◆ Record list ◆
[start]

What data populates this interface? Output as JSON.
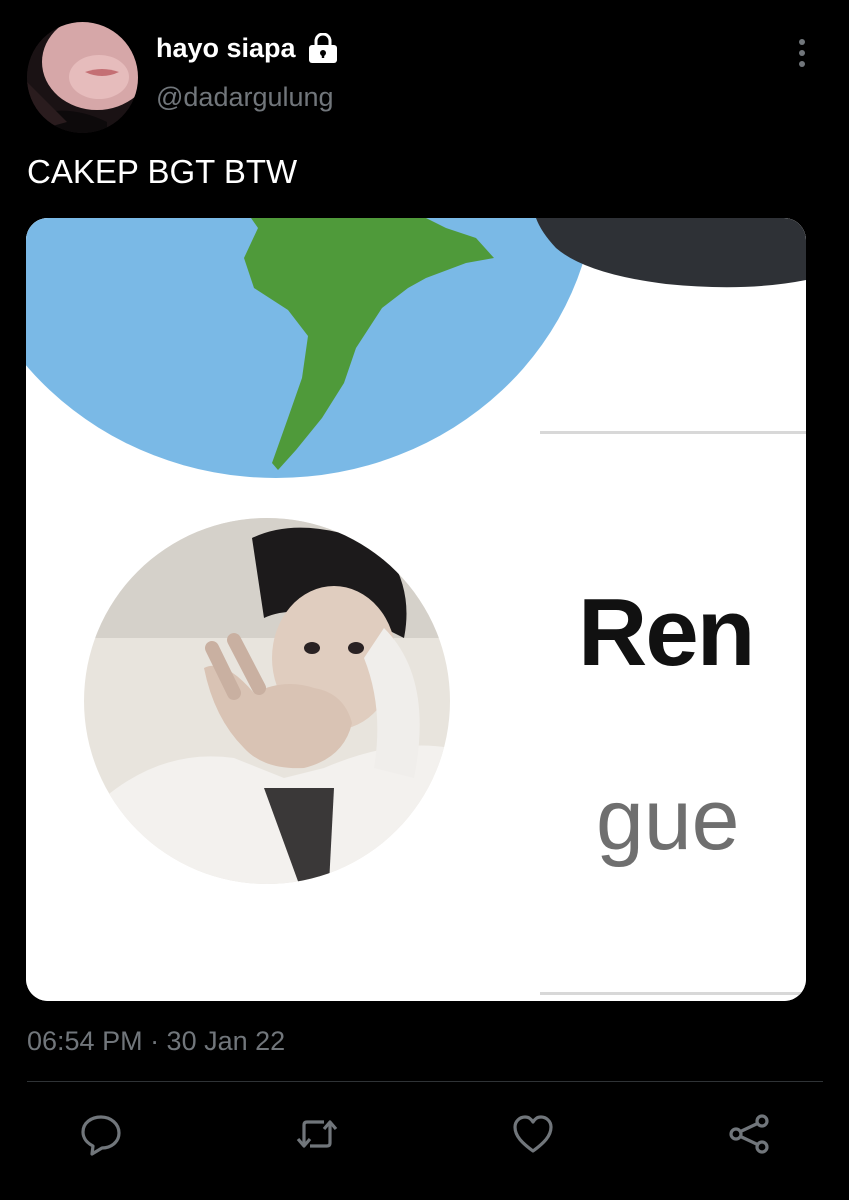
{
  "tweet": {
    "author": {
      "display_name": "hayo siapa",
      "handle": "@dadargulung",
      "protected_icon": "lock-icon"
    },
    "text": "CAKEP BGT BTW",
    "media": {
      "profile_name_fragment": "Ren",
      "bio_fragment": "gue"
    },
    "timestamp": "06:54 PM · 30 Jan 22"
  },
  "actions": [
    {
      "icon": "reply-icon"
    },
    {
      "icon": "retweet-icon"
    },
    {
      "icon": "like-icon"
    },
    {
      "icon": "share-icon"
    }
  ],
  "colors": {
    "background": "#000000",
    "primary_text": "#ffffff",
    "secondary_text": "#71767b",
    "divider": "#2f3336"
  }
}
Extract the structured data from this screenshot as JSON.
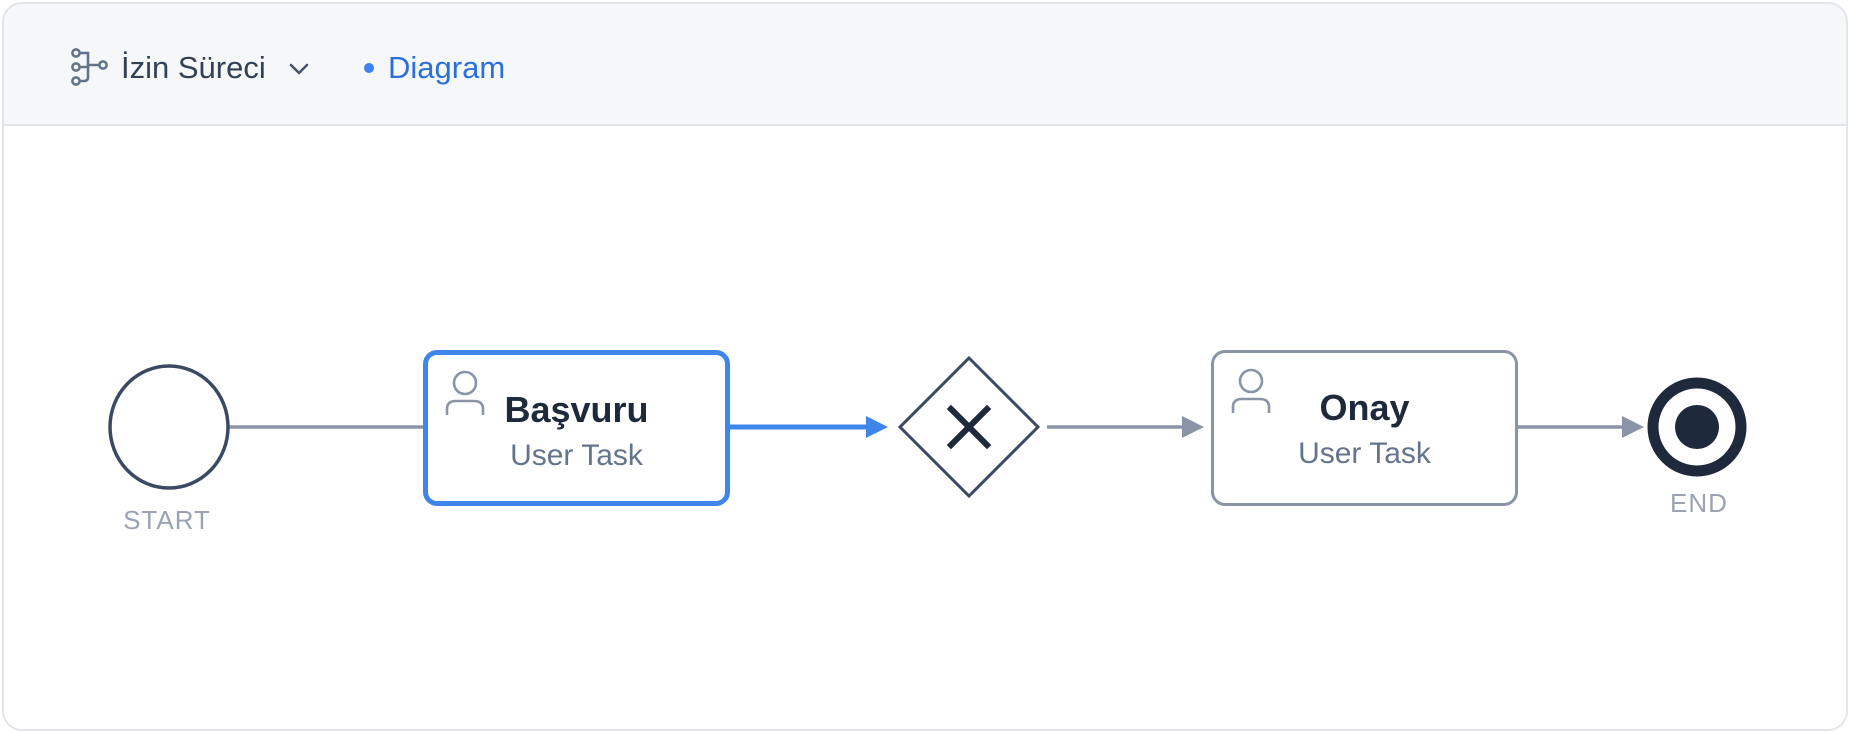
{
  "header": {
    "process_name": "İzin Süreci",
    "tab_label": "Diagram",
    "process_icon": "process-tree-icon",
    "dropdown_icon": "chevron-down-icon"
  },
  "diagram": {
    "start_label": "START",
    "end_label": "END",
    "tasks": [
      {
        "title": "Başvuru",
        "subtitle": "User Task",
        "icon": "user-icon",
        "selected": true
      },
      {
        "title": "Onay",
        "subtitle": "User Task",
        "icon": "user-icon",
        "selected": false
      }
    ],
    "gateway": {
      "type": "exclusive",
      "icon": "x-icon"
    }
  },
  "colors": {
    "accent": "#3f86ea",
    "node_stroke": "#3b4a63",
    "flow": "#8a94a6",
    "text_dark": "#1e293b",
    "text_muted": "#9aa3af"
  }
}
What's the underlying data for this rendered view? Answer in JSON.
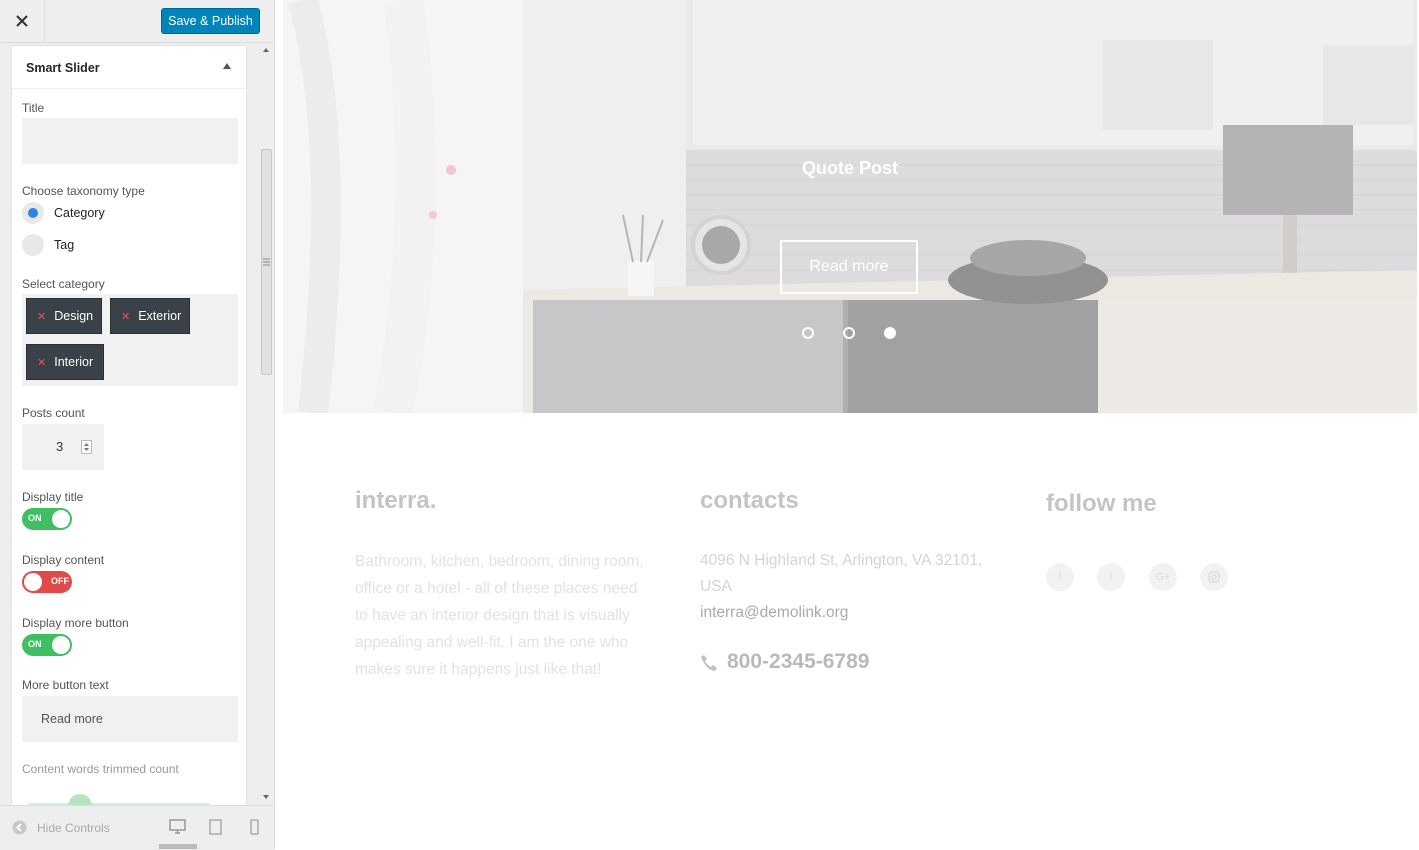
{
  "topbar": {
    "close": "✕",
    "save_label": "Save & Publish"
  },
  "section": {
    "title": "Smart Slider",
    "title_label": "Title",
    "title_value": "",
    "taxonomy_label": "Choose taxonomy type",
    "taxonomy_options": [
      "Category",
      "Tag"
    ],
    "taxonomy_selected": "Category",
    "category_label": "Select category",
    "categories": [
      "Design",
      "Exterior",
      "Interior"
    ],
    "posts_count_label": "Posts count",
    "posts_count": "3",
    "display_title_label": "Display title",
    "display_title": "ON",
    "display_content_label": "Display content",
    "display_content": "OFF",
    "display_more_label": "Display more button",
    "display_more": "ON",
    "more_text_label": "More button text",
    "more_text_value": "Read more",
    "trim_label": "Content words trimmed count"
  },
  "footer_bar": {
    "hide_controls": "Hide Controls"
  },
  "slider": {
    "title": "Quote Post",
    "button": "Read more",
    "dots": 3,
    "active_dot": 3
  },
  "footer": {
    "brand": "interra.",
    "about": "Bathroom, kitchen, bedroom, dining room, office or a hotel - all of these places need to have an interior design that is visually appealing and well-fit. I am the one who makes sure it happens just like that!",
    "contacts_title": "contacts",
    "address": "4096 N Highland St, Arlington, VA 32101, USA",
    "email": "interra@demolink.org",
    "phone": "800-2345-6789",
    "follow_title": "follow me",
    "social": [
      "facebook-icon",
      "twitter-icon",
      "google-plus-icon",
      "instagram-icon"
    ]
  },
  "colors": {
    "primary": "#0085ba",
    "toggle_on": "#3fbe62",
    "toggle_off": "#e04a4a",
    "chip": "#3a4148"
  }
}
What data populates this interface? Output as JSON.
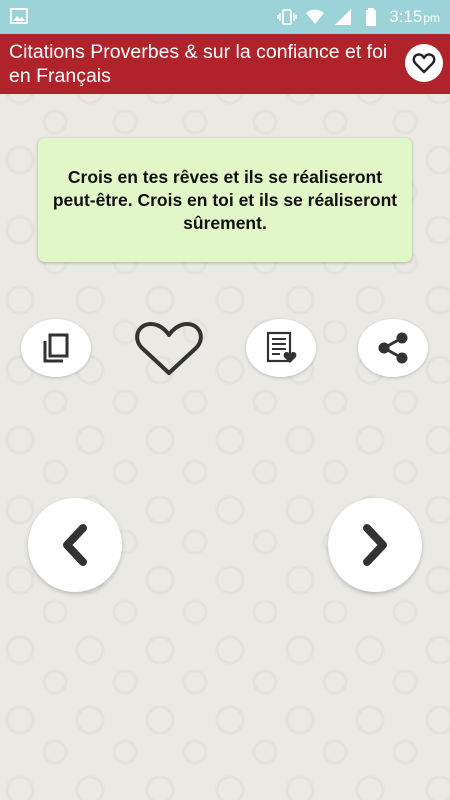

[end]

◆ Task to complete ◆
Look through the data above. Each line containing the word "JSON" needs to be copied.

◆ Answer below ◆
What data populates this interface? Output as JSON.
Extract the structured data from this screenshot as JSON.
What's the underlying data for this rendered view? Answer in JSON.
What data populates this interface? Output as JSON.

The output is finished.